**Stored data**

--- start ---

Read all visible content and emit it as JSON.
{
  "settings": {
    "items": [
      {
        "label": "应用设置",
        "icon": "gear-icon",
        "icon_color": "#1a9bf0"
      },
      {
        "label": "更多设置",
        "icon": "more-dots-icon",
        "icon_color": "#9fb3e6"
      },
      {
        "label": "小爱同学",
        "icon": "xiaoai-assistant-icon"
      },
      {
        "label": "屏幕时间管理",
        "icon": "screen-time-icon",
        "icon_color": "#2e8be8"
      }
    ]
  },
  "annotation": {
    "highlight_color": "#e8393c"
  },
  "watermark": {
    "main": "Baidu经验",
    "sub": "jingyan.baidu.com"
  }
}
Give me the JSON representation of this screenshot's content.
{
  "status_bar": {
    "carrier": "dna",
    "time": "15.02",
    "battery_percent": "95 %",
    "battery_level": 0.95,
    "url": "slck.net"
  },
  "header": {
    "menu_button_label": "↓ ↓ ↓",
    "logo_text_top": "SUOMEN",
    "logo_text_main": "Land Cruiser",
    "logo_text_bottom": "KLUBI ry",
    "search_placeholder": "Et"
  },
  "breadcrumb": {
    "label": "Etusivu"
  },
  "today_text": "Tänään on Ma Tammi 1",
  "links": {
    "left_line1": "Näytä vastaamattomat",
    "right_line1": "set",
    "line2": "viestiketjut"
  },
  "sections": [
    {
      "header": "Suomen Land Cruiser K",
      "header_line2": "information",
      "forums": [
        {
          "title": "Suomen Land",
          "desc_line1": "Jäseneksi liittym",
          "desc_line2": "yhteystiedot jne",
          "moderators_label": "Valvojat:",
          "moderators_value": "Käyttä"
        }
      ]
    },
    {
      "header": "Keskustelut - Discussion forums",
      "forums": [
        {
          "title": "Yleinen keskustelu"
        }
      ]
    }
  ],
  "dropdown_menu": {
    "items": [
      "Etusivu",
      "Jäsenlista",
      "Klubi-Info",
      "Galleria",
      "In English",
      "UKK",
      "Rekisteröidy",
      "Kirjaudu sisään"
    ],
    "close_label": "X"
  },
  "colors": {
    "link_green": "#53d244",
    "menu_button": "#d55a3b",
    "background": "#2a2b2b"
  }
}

--- end ---

**Task instructions**
Go through the listing above and restate it word for word.

**The answer**
Read all visible content and emit it as JSON.
{
  "settings": {
    "items": [
      {
        "label": "应用设置",
        "icon": "gear-icon",
        "icon_color": "#1a9bf0"
      },
      {
        "label": "更多设置",
        "icon": "more-dots-icon",
        "icon_color": "#9fb3e6"
      },
      {
        "label": "小爱同学",
        "icon": "xiaoai-assistant-icon"
      },
      {
        "label": "屏幕时间管理",
        "icon": "screen-time-icon",
        "icon_color": "#2e8be8"
      }
    ]
  },
  "annotation": {
    "highlight_color": "#e8393c"
  },
  "watermark": {
    "main": "Baidu经验",
    "sub": "jingyan.baidu.com"
  }
}
Give me the JSON representation of this screenshot's content.
{
  "status_bar": {
    "carrier": "dna",
    "time": "15.02",
    "battery_percent": "95 %",
    "battery_level": 0.95,
    "url": "slck.net"
  },
  "header": {
    "menu_button_label": "↓ ↓ ↓",
    "logo_text_top": "SUOMEN",
    "logo_text_main": "Land Cruiser",
    "logo_text_bottom": "KLUBI ry",
    "search_placeholder": "Et"
  },
  "breadcrumb": {
    "label": "Etusivu"
  },
  "today_text": "Tänään on Ma Tammi 1",
  "links": {
    "left_line1": "Näytä vastaamattomat",
    "right_line1": "set",
    "line2": "viestiketjut"
  },
  "sections": [
    {
      "header": "Suomen Land Cruiser K",
      "header_line2": "information",
      "forums": [
        {
          "title": "Suomen Land",
          "desc_line1": "Jäseneksi liittym",
          "desc_line2": "yhteystiedot jne",
          "moderators_label": "Valvojat:",
          "moderators_value": "Käyttä"
        }
      ]
    },
    {
      "header": "Keskustelut - Discussion forums",
      "forums": [
        {
          "title": "Yleinen keskustelu"
        }
      ]
    }
  ],
  "dropdown_menu": {
    "items": [
      "Etusivu",
      "Jäsenlista",
      "Klubi-Info",
      "Galleria",
      "In English",
      "UKK",
      "Rekisteröidy",
      "Kirjaudu sisään"
    ],
    "close_label": "X"
  },
  "colors": {
    "link_green": "#53d244",
    "menu_button": "#d55a3b",
    "background": "#2a2b2b"
  }
}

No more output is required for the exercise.